§ Direction: Keep only the lines of the data below that contain "MASK", and copy them.

(Stored data)
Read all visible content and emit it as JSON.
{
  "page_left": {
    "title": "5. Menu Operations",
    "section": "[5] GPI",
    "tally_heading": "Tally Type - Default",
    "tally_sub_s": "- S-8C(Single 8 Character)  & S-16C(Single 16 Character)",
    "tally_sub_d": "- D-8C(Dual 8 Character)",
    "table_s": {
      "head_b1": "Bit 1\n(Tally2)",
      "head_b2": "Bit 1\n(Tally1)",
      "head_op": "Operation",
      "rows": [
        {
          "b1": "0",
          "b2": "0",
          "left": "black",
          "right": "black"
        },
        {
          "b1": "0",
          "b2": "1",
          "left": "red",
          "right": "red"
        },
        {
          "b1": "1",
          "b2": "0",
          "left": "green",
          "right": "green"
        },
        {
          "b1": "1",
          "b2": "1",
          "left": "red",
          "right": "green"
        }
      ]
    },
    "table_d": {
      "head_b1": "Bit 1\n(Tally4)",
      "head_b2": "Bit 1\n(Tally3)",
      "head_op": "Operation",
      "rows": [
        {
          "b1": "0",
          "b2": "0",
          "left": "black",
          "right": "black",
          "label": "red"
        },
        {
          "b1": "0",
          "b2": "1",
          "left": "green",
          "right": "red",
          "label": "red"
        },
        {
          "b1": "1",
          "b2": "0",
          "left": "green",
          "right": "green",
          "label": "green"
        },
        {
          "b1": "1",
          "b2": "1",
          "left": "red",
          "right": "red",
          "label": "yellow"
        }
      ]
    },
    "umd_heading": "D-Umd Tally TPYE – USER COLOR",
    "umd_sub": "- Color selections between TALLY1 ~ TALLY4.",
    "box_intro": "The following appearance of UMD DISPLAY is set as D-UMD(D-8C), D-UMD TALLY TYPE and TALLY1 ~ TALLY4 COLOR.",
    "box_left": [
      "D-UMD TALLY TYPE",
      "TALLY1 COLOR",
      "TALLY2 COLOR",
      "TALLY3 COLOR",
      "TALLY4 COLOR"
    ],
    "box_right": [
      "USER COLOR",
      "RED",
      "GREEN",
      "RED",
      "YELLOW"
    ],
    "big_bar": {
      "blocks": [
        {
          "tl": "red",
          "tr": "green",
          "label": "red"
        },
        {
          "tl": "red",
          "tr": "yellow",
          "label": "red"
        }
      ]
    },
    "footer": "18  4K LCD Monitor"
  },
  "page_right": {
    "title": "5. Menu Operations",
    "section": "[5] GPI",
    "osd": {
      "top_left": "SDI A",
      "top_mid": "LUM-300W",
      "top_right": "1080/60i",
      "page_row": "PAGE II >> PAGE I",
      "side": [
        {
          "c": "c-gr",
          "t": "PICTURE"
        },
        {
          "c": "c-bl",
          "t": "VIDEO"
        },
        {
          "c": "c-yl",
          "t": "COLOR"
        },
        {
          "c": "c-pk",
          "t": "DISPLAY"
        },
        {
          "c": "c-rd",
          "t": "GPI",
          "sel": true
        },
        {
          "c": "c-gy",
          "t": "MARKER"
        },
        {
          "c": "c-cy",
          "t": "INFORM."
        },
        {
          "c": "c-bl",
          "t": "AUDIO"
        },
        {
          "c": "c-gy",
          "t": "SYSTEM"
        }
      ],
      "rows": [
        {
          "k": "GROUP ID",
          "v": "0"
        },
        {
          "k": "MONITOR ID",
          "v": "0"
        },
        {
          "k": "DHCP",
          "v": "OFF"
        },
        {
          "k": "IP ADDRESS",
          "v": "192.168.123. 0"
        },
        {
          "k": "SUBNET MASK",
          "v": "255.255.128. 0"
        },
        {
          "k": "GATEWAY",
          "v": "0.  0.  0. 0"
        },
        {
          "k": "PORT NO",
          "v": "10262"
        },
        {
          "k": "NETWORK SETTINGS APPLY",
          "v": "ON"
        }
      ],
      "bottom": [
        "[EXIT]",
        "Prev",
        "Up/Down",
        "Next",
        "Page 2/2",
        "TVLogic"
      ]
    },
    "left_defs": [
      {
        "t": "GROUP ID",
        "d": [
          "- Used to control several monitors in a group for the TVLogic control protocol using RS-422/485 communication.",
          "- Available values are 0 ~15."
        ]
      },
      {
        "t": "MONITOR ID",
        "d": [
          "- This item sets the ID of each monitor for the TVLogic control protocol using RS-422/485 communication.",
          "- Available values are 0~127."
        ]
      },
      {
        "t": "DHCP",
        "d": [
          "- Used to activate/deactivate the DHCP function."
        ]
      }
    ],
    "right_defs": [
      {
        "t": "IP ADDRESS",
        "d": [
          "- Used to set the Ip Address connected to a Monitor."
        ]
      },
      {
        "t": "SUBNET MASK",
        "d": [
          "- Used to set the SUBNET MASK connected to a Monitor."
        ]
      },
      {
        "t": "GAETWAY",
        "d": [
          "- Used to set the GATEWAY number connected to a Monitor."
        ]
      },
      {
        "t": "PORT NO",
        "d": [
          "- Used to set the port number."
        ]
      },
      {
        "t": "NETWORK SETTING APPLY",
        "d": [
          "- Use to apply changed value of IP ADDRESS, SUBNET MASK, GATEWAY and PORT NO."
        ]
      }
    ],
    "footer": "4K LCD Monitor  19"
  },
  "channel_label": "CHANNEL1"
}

§ Response:
          "k": "SUBNET MASK",
        "t": "SUBNET MASK",
          "- Used to set the SUBNET MASK connected to a Monitor."
          "- Use to apply changed value of IP ADDRESS, SUBNET MASK, GATEWAY and PORT NO."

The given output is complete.